# What the task requires
Locate each line with the string "chương" in the listing below and copy it.
* begin Extracted records *
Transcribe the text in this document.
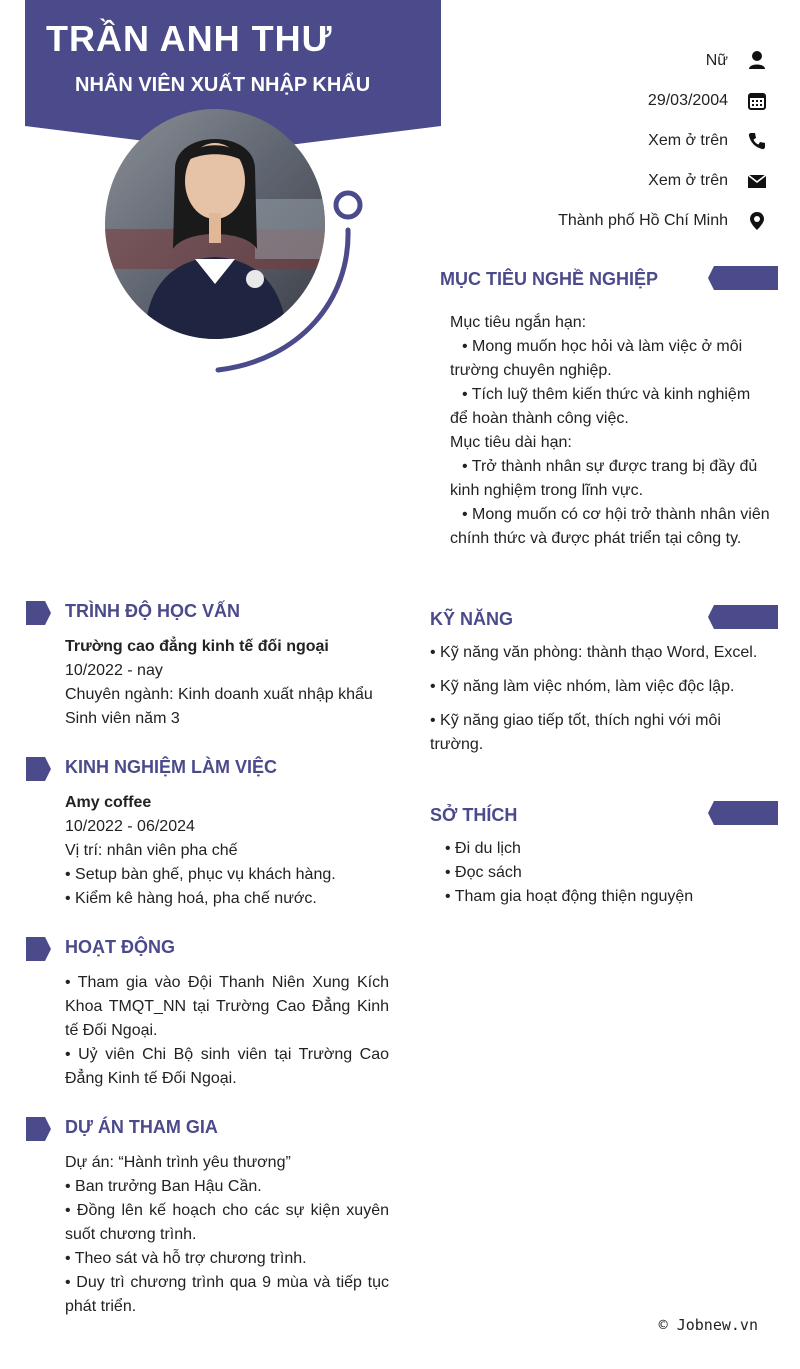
TRẦN ANH THƯ
NHÂN VIÊN XUẤT NHẬP KHẨU
Nữ
29/03/2004
Xem ở trên
Xem ở trên
Thành phố Hồ Chí Minh
MỤC TIÊU NGHỀ NGHIỆP

Mục tiêu ngắn hạn:

• Mong muốn học hỏi và làm việc ở môi trường chuyên nghiệp.

• Tích luỹ thêm kiến thức và kinh nghiệm để hoàn thành công việc.

Mục tiêu dài hạn:

• Trở thành nhân sự được trang bị đầy đủ kinh nghiệm trong lĩnh vực.

• Mong muốn có cơ hội trở thành nhân viên chính thức và được phát triển tại công ty.

TRÌNH ĐỘ HỌC VẤN

Trường cao đẳng kinh tế đối ngoại

10/2022 - nay

Chuyên ngành: Kinh doanh xuất nhập khẩu

Sinh viên năm 3

KINH NGHIỆM LÀM VIỆC

Amy coffee

10/2022 - 06/2024

Vị trí: nhân viên pha chế

• Setup bàn ghế, phục vụ khách hàng.

• Kiểm kê hàng hoá, pha chế nước.

HOẠT ĐỘNG

• Tham gia vào Đội Thanh Niên Xung Kích Khoa TMQT_NN tại Trường Cao Đẳng Kinh tế Đối Ngoại.

• Uỷ viên Chi Bộ sinh viên tại Trường Cao Đẳng Kinh tế Đối Ngoại.

DỰ ÁN THAM GIA

Dự án: “Hành trình yêu thương”

• Ban trưởng Ban Hậu Cần.

• Đồng lên kế hoạch cho các sự kiện xuyên suốt chương trình.

• Theo sát và hỗ trợ chương trình.

• Duy trì chương trình qua 9 mùa và tiếp tục phát triển.

KỸ NĂNG

• Kỹ năng văn phòng: thành thạo Word, Excel.

• Kỹ năng làm việc nhóm, làm việc độc lập.

• Kỹ năng giao tiếp tốt, thích nghi với môi trường.

SỞ THÍCH

• Đi du lịch

• Đọc sách

• Tham gia hoạt động thiện nguyện

© Jobnew.vn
* end Extracted records *
# Exercise solution
• Đồng lên kế hoạch cho các sự kiện xuyên suốt chương trình.
• Theo sát và hỗ trợ chương trình.
• Duy trì chương trình qua 9 mùa và tiếp tục phát triển.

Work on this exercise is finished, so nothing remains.